*WHAT YOU HAVE TO DO*.
State how many lines in the listing below include the word "central". Give nothing but the number.

*MATERIAL*.

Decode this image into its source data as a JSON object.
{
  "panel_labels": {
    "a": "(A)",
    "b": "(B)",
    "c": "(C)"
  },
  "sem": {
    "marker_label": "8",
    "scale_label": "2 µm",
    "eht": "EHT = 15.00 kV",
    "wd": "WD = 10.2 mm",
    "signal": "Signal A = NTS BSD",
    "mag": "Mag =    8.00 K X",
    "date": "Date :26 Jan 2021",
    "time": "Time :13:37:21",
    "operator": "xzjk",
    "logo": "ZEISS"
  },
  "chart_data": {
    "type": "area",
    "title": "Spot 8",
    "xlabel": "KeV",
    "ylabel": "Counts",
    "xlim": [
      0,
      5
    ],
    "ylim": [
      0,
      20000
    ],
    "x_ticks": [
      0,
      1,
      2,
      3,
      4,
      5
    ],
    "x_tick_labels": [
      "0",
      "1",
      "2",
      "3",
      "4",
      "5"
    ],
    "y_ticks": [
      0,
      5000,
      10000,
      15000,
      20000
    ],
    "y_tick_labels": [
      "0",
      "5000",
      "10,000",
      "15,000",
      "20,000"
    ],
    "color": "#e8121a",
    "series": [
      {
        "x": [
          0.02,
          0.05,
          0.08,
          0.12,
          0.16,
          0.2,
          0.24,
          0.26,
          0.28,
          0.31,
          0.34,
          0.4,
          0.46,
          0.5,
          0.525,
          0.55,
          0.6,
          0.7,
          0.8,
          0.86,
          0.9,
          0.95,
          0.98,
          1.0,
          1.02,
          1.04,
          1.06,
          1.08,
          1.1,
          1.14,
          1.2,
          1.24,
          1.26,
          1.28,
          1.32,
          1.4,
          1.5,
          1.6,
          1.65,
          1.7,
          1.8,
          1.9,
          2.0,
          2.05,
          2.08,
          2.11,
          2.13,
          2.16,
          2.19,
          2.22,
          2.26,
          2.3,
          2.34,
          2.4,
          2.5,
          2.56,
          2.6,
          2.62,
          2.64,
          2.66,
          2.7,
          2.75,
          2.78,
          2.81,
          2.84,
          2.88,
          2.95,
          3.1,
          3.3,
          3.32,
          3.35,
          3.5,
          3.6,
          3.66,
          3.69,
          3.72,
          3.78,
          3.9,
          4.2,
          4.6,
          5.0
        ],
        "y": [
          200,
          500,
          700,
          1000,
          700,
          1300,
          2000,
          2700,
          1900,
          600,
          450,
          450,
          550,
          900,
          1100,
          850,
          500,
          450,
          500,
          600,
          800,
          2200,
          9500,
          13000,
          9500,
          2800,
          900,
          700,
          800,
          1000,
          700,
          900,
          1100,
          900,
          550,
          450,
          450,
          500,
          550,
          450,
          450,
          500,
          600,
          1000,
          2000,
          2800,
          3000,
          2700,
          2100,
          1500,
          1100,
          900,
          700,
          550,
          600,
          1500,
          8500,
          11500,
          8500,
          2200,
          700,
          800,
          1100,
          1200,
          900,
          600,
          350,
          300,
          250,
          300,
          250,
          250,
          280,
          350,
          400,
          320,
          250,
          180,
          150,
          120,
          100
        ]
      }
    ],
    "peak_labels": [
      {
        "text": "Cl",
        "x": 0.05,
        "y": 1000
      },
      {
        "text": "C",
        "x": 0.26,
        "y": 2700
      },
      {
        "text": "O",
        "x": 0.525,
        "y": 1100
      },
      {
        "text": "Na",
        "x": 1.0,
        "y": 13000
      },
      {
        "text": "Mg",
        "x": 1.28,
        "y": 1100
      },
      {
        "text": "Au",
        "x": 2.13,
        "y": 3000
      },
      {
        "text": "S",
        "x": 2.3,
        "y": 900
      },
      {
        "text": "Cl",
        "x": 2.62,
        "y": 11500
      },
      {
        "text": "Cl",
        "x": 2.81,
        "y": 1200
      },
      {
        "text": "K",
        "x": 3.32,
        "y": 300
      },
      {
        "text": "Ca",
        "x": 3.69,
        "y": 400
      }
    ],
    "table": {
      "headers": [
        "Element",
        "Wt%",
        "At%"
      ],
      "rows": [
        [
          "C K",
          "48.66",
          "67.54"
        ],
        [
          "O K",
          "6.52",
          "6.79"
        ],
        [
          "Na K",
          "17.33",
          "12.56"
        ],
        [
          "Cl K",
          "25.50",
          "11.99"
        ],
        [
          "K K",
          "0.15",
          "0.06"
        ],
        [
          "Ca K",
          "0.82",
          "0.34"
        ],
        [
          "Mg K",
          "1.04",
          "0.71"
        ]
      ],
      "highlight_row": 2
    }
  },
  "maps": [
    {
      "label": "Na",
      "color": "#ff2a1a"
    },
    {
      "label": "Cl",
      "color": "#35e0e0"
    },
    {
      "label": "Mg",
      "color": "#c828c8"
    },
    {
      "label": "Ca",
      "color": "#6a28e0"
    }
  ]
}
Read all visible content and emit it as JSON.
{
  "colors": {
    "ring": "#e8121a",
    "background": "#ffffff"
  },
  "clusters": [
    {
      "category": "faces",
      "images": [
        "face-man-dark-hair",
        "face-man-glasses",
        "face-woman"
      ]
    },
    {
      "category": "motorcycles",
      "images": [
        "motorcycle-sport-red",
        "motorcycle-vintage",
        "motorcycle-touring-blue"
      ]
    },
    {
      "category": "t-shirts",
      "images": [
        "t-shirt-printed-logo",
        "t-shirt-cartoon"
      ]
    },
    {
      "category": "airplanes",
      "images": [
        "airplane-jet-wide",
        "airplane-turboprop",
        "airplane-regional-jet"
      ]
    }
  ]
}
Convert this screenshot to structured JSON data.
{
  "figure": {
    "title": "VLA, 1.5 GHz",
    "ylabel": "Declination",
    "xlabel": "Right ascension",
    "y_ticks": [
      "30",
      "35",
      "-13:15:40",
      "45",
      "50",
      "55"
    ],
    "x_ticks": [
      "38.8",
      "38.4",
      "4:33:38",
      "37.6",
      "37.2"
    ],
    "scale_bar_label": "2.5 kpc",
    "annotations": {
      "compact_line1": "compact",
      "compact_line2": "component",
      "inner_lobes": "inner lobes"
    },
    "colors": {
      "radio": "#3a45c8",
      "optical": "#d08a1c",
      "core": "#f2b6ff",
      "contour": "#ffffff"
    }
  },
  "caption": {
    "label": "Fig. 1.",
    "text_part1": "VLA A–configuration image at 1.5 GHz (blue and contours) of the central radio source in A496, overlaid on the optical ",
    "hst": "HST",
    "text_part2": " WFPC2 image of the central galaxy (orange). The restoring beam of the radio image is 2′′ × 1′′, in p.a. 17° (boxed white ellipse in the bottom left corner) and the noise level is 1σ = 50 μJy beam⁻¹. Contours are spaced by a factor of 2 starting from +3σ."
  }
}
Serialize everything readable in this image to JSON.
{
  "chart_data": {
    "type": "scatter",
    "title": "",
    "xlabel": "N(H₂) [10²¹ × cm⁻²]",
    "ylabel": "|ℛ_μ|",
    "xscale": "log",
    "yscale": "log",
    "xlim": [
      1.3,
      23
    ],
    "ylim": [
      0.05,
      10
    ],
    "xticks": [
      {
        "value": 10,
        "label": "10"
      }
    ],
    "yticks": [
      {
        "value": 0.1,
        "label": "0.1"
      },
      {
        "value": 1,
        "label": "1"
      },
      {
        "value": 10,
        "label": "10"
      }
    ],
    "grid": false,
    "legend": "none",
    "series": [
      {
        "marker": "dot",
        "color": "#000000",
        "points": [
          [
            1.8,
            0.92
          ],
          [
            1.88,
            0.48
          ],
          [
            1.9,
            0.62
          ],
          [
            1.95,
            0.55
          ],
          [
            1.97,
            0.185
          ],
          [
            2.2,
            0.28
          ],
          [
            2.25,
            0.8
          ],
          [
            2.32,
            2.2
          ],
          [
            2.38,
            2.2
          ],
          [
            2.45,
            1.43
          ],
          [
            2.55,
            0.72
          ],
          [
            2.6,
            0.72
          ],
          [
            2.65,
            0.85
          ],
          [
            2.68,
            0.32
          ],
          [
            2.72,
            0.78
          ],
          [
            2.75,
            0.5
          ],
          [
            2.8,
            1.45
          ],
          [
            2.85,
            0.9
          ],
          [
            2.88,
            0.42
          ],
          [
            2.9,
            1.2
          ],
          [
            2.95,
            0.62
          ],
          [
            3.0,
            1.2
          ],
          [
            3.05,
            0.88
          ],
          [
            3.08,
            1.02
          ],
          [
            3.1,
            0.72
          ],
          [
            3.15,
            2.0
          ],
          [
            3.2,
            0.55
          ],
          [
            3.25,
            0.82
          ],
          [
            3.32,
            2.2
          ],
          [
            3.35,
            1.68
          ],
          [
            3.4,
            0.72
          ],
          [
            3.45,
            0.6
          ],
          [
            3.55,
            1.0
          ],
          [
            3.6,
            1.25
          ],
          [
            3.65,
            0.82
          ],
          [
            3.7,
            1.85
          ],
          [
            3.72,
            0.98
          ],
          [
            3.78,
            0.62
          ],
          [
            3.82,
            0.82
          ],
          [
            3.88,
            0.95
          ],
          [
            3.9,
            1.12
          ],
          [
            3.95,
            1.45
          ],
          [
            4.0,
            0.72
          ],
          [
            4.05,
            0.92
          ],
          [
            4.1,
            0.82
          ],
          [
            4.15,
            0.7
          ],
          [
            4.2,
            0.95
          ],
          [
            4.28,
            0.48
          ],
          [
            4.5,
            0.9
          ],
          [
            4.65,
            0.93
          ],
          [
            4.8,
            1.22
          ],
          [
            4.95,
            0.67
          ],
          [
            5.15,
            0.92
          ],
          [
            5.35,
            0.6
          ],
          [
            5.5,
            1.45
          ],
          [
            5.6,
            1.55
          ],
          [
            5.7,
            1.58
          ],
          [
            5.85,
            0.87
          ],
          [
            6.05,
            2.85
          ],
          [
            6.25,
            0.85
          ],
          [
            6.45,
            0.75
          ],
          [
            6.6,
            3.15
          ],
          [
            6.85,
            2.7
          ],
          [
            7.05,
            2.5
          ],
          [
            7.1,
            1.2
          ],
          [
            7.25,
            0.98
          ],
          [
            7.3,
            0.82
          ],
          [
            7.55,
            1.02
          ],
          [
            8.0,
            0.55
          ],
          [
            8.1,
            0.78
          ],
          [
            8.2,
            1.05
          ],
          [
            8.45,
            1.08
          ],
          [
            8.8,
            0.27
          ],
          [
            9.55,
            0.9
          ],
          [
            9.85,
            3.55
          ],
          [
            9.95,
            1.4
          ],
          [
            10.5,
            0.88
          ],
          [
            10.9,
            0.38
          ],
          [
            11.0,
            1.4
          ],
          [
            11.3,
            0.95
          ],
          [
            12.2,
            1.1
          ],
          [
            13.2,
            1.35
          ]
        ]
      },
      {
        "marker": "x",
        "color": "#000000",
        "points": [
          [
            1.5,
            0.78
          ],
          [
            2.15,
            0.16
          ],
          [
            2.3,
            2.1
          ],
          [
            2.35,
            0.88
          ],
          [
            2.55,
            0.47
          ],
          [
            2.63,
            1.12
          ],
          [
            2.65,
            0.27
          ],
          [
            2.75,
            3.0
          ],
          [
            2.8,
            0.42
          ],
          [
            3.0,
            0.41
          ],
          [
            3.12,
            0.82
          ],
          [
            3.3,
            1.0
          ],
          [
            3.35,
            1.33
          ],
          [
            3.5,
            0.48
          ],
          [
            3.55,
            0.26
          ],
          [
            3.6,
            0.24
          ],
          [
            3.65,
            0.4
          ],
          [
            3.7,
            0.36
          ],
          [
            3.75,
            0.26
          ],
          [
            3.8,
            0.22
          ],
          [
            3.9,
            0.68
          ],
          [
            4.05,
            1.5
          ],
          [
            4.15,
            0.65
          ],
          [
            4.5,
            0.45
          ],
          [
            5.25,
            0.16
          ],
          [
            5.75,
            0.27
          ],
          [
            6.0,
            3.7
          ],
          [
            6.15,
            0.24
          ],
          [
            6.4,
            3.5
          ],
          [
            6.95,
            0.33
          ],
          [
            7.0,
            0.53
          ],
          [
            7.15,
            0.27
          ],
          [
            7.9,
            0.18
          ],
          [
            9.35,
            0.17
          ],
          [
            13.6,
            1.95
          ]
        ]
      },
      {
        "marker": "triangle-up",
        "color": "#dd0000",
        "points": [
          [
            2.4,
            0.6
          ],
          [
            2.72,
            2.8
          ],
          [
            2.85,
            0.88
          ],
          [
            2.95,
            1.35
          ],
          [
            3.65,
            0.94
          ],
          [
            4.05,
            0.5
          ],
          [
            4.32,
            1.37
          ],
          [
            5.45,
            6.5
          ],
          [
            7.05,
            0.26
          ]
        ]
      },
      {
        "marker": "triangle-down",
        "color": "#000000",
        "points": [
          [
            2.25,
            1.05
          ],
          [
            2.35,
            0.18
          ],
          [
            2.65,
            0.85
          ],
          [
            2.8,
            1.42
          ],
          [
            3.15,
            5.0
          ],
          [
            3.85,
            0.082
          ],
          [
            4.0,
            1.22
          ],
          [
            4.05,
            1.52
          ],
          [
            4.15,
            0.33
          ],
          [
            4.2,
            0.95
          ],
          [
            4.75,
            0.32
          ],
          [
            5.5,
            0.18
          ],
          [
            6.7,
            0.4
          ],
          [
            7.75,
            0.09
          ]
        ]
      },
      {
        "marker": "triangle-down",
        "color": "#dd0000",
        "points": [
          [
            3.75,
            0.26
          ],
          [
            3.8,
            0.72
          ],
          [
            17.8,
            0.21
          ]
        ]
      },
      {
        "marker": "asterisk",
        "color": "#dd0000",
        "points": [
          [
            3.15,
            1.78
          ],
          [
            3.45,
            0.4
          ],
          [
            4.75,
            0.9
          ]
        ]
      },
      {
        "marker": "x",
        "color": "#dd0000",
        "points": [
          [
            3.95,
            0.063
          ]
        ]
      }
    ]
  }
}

*THE REPLY*.
2